Locate every line below that contains the word "marker" and copy it.

— begin —

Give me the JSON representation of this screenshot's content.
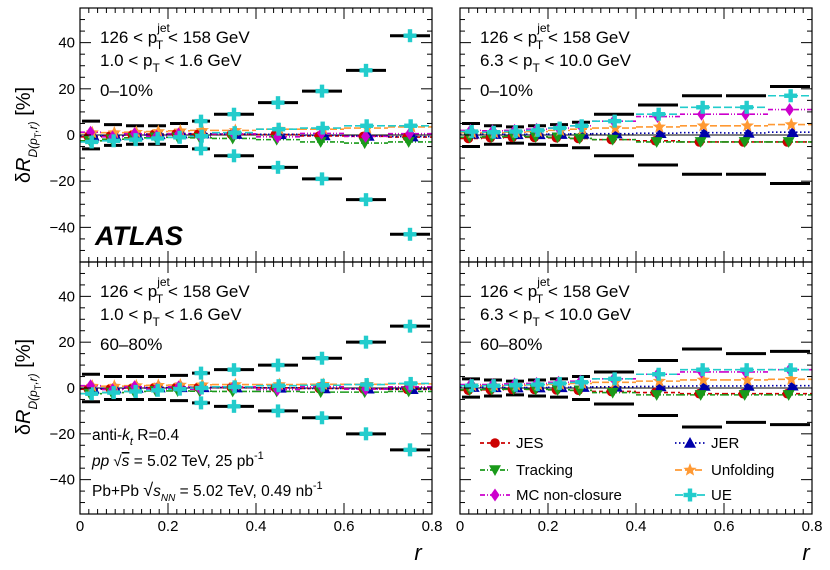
{
  "chart_data": {
    "type": "scatter",
    "layout": "2x2 panels",
    "x_label": "r",
    "y_label_parts": {
      "delta": "δ",
      "R": "R",
      "sub_prefix": "D(p",
      "sub_T": "T",
      "sub_suffix": ",r)",
      "unit": "[%]"
    },
    "xlim": [
      0,
      0.8
    ],
    "ylim": [
      -55,
      55
    ],
    "x_ticks": [
      0,
      0.2,
      0.4,
      0.6,
      0.8
    ],
    "x_tick_labels": [
      "0",
      "0.2",
      "0.4",
      "0.6",
      "0.8"
    ],
    "y_ticks": [
      -40,
      -20,
      0,
      20,
      40
    ],
    "y_tick_labels": [
      "−40",
      "−20",
      "0",
      "20",
      "40"
    ],
    "atlas_label": "ATLAS",
    "info_lines": {
      "jet_def_a": "anti-",
      "jet_def_k": "k",
      "jet_def_t": "t",
      "jet_def_b": " R=0.4",
      "pp_a": "pp",
      "pp_sqrt_s": "s",
      "pp_b": " = 5.02 TeV, 25 pb",
      "pp_exp": "-1",
      "pbpb_a": "Pb+Pb ",
      "pbpb_sqrt_s": "s",
      "pbpb_nn": "NN",
      "pbpb_b": " = 5.02 TeV, 0.49 nb",
      "pbpb_exp": "-1"
    },
    "legend": [
      {
        "name": "JES",
        "color": "#cc0000",
        "marker": "circle",
        "dash": "4,3"
      },
      {
        "name": "JER",
        "color": "#0000aa",
        "marker": "triangle-up",
        "dash": "1.5,2.5"
      },
      {
        "name": "Tracking",
        "color": "#1a9a1a",
        "marker": "triangle-down",
        "dash": "5,2,1,2"
      },
      {
        "name": "Unfolding",
        "color": "#ff9933",
        "marker": "star",
        "dash": "7,3"
      },
      {
        "name": "MC non-closure",
        "color": "#cc00cc",
        "marker": "diamond",
        "dash": "5,2,1,2,1,2"
      },
      {
        "name": "UE",
        "color": "#22cccc",
        "marker": "cross",
        "dash": "8,3"
      }
    ],
    "r_centers": [
      0.025,
      0.075,
      0.125,
      0.175,
      0.225,
      0.275,
      0.35,
      0.45,
      0.55,
      0.65,
      0.75
    ],
    "r_edges": [
      0,
      0.05,
      0.1,
      0.15,
      0.2,
      0.25,
      0.3,
      0.4,
      0.5,
      0.6,
      0.7,
      0.8
    ],
    "panels": [
      {
        "id": "top-left",
        "label_jet": "126 < p",
        "label_jet_sup": "jet",
        "label_jet_sub": "T",
        "label_jet_end": " < 158 GeV",
        "label_trk": "1.0 < p",
        "label_trk_sub": "T",
        "label_trk_end": " < 1.6 GeV",
        "centrality": "0–10%",
        "total_up": [
          6,
          4.5,
          4,
          4,
          5,
          6,
          9,
          14,
          19,
          28,
          43
        ],
        "total_down": [
          -6,
          -4.5,
          -4,
          -4,
          -5,
          -6,
          -9,
          -14,
          -19,
          -28,
          -43
        ],
        "series": {
          "JES": [
            -0.8,
            -0.4,
            0,
            0.4,
            0.6,
            0.4,
            0.3,
            0.2,
            -0.4,
            -0.6,
            -0.9
          ],
          "JER": [
            -0.4,
            -0.3,
            0,
            0.3,
            0.6,
            0.6,
            0.4,
            0.3,
            -0.2,
            -0.4,
            -0.7
          ],
          "Tracking": [
            -2.5,
            -1.8,
            -1.2,
            -1,
            -1,
            -1.2,
            -1.5,
            -2,
            -3,
            -3.5,
            -3
          ],
          "Unfolding": [
            1,
            1,
            1.2,
            1.5,
            1.8,
            2,
            2,
            2.5,
            2.5,
            3,
            3.5
          ],
          "MC non-closure": [
            1.2,
            -0.8,
            0.6,
            -0.5,
            0.5,
            -0.6,
            0.5,
            -0.8,
            0.7,
            -0.6,
            0.6
          ],
          "UE": [
            -3,
            -2.5,
            -2,
            -1.5,
            -1,
            -0.5,
            1,
            2.5,
            3,
            4,
            4
          ]
        }
      },
      {
        "id": "top-right",
        "label_jet": "126 < p",
        "label_jet_sup": "jet",
        "label_jet_sub": "T",
        "label_jet_end": " < 158 GeV",
        "label_trk": "6.3 < p",
        "label_trk_sub": "T",
        "label_trk_end": " < 10.0 GeV",
        "centrality": "0–10%",
        "total_up": [
          5,
          4,
          3.5,
          4,
          4.5,
          5.5,
          9,
          13,
          17,
          17,
          21
        ],
        "total_down": [
          -5,
          -4,
          -3.5,
          -4,
          -4.5,
          -5.5,
          -9,
          -13,
          -17,
          -17,
          -21
        ],
        "series": {
          "JES": [
            -1.5,
            -1.2,
            -1,
            -1,
            -1.2,
            -1.5,
            -2,
            -2.5,
            -3,
            -3,
            -3
          ],
          "JER": [
            0.5,
            0.4,
            0.3,
            0.3,
            0.4,
            0.5,
            0.6,
            0.8,
            1,
            0.9,
            1.2
          ],
          "Tracking": [
            -1,
            -0.8,
            -0.6,
            -0.8,
            -1,
            -1.5,
            -2,
            -3,
            -3,
            -3,
            -3
          ],
          "Unfolding": [
            1,
            1,
            1.2,
            1.5,
            2,
            2.5,
            3,
            3.5,
            4,
            4,
            4.5
          ],
          "MC non-closure": [
            2,
            1.8,
            2,
            2.5,
            3,
            4,
            6,
            8,
            9,
            9,
            11
          ],
          "UE": [
            1.5,
            1.2,
            1.5,
            2,
            3,
            4,
            6,
            9,
            12,
            12,
            17
          ]
        }
      },
      {
        "id": "bottom-left",
        "label_jet": "126 < p",
        "label_jet_sup": "jet",
        "label_jet_sub": "T",
        "label_jet_end": " < 158 GeV",
        "label_trk": "1.0 < p",
        "label_trk_sub": "T",
        "label_trk_end": " < 1.6 GeV",
        "centrality": "60–80%",
        "total_up": [
          6,
          5,
          5,
          5,
          5.5,
          6.5,
          8,
          10,
          13,
          20,
          27
        ],
        "total_down": [
          -6,
          -5,
          -5,
          -5,
          -5.5,
          -6.5,
          -8,
          -10,
          -13,
          -20,
          -27
        ],
        "series": {
          "JES": [
            -0.5,
            -0.3,
            0,
            0.2,
            0.3,
            0.3,
            0.2,
            0.1,
            -0.2,
            -0.4,
            -0.6
          ],
          "JER": [
            -0.3,
            -0.2,
            0,
            0.2,
            0.3,
            0.3,
            0.2,
            0.1,
            -0.2,
            -0.3,
            -0.5
          ],
          "Tracking": [
            -2.5,
            -2,
            -1.5,
            -1.3,
            -1.3,
            -1.4,
            -1.5,
            -1.5,
            -1.8,
            -1.8,
            -1.5
          ],
          "Unfolding": [
            0.8,
            0.8,
            1,
            1.2,
            1.3,
            1.4,
            1.5,
            1.5,
            1.6,
            1.6,
            1.8
          ],
          "MC non-closure": [
            1,
            -0.7,
            0.6,
            -0.5,
            0.5,
            -0.6,
            0.5,
            -0.7,
            0.6,
            -0.5,
            0.5
          ],
          "UE": [
            -2.5,
            -2,
            -1.5,
            -1,
            -0.5,
            0,
            0.5,
            1,
            1.2,
            1.5,
            2
          ]
        }
      },
      {
        "id": "bottom-right",
        "label_jet": "126 < p",
        "label_jet_sup": "jet",
        "label_jet_sub": "T",
        "label_jet_end": " < 158 GeV",
        "label_trk": "6.3 < p",
        "label_trk_sub": "T",
        "label_trk_end": " < 10.0 GeV",
        "centrality": "60–80%",
        "total_up": [
          4,
          3.5,
          3,
          3.5,
          4,
          5,
          7,
          12,
          17,
          15,
          16
        ],
        "total_down": [
          -4,
          -3.5,
          -3,
          -3.5,
          -4,
          -5,
          -7,
          -12,
          -17,
          -15,
          -16
        ],
        "series": {
          "JES": [
            -1,
            -0.8,
            -0.6,
            -0.6,
            -0.8,
            -1,
            -1.5,
            -2,
            -2.5,
            -2.5,
            -2.5
          ],
          "JER": [
            0.4,
            0.3,
            0.2,
            0.2,
            0.3,
            0.4,
            0.5,
            0.7,
            0.9,
            0.9,
            1
          ],
          "Tracking": [
            -0.8,
            -0.6,
            -0.5,
            -0.6,
            -0.8,
            -1,
            -2,
            -3,
            -3,
            -3,
            -3
          ],
          "Unfolding": [
            1,
            1,
            1.2,
            1.4,
            1.6,
            2,
            2.5,
            3,
            3.5,
            3.5,
            3.8
          ],
          "MC non-closure": [
            1.5,
            1.5,
            1.8,
            2,
            2.5,
            3,
            4,
            6,
            7,
            7,
            8
          ],
          "UE": [
            1,
            1,
            1.2,
            1.5,
            2,
            2.5,
            4,
            6,
            8,
            8,
            8
          ]
        }
      }
    ]
  }
}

— end —

Solution for this problem.
        "marker": "circle",
        "marker": "triangle-up",
        "marker": "triangle-down",
        "marker": "star",
        "marker": "diamond",
        "marker": "cross",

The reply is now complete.